YOUR INSTRUCTIONS
Reproduce only the lines from the line containing "Read all visible content and emit it as JSON." to the end of the entries below, including both of those lines.

RECORD EXCERPTS
* START *

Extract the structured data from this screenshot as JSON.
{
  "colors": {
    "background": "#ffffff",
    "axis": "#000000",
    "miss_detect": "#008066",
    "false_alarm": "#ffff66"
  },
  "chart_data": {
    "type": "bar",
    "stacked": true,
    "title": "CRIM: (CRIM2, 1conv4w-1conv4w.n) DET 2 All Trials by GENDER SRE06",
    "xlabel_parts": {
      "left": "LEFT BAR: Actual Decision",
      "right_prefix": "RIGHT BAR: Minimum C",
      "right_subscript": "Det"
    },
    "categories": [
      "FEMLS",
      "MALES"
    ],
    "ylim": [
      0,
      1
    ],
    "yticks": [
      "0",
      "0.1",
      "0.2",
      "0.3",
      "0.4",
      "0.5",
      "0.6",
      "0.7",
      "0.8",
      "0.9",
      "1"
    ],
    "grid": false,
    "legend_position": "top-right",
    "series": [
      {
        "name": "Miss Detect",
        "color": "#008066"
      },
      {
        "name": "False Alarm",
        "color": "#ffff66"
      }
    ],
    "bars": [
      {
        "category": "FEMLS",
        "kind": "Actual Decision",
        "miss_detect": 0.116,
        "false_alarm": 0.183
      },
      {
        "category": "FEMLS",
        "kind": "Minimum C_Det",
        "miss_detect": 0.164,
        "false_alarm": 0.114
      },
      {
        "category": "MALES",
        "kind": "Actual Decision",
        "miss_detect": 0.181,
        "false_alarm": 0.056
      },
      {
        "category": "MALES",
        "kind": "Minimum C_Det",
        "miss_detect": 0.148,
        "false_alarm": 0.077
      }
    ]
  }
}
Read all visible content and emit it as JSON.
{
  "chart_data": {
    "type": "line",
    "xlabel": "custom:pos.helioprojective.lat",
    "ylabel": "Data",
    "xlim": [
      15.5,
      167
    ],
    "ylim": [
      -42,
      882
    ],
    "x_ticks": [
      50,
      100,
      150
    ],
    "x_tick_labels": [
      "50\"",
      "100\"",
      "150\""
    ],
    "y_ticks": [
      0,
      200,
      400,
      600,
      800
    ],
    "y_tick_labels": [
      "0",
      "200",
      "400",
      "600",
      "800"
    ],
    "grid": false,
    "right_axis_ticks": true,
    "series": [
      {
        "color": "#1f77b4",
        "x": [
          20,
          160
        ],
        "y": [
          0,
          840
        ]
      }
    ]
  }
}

* END *

TASK RESPONSE
Read all visible content and emit it as JSON.
{
  "chart_data": {
    "type": "line",
    "xlabel": "custom:pos.helioprojective.lat",
    "ylabel": "Data",
    "xlim": [
      15.5,
      167
    ],
    "ylim": [
      -42,
      882
    ],
    "x_ticks": [
      50,
      100,
      150
    ],
    "x_tick_labels": [
      "50\"",
      "100\"",
      "150\""
    ],
    "y_ticks": [
      0,
      200,
      400,
      600,
      800
    ],
    "y_tick_labels": [
      "0",
      "200",
      "400",
      "600",
      "800"
    ],
    "grid": false,
    "right_axis_ticks": true,
    "series": [
      {
        "color": "#1f77b4",
        "x": [
          20,
          160
        ],
        "y": [
          0,
          840
        ]
      }
    ]
  }
}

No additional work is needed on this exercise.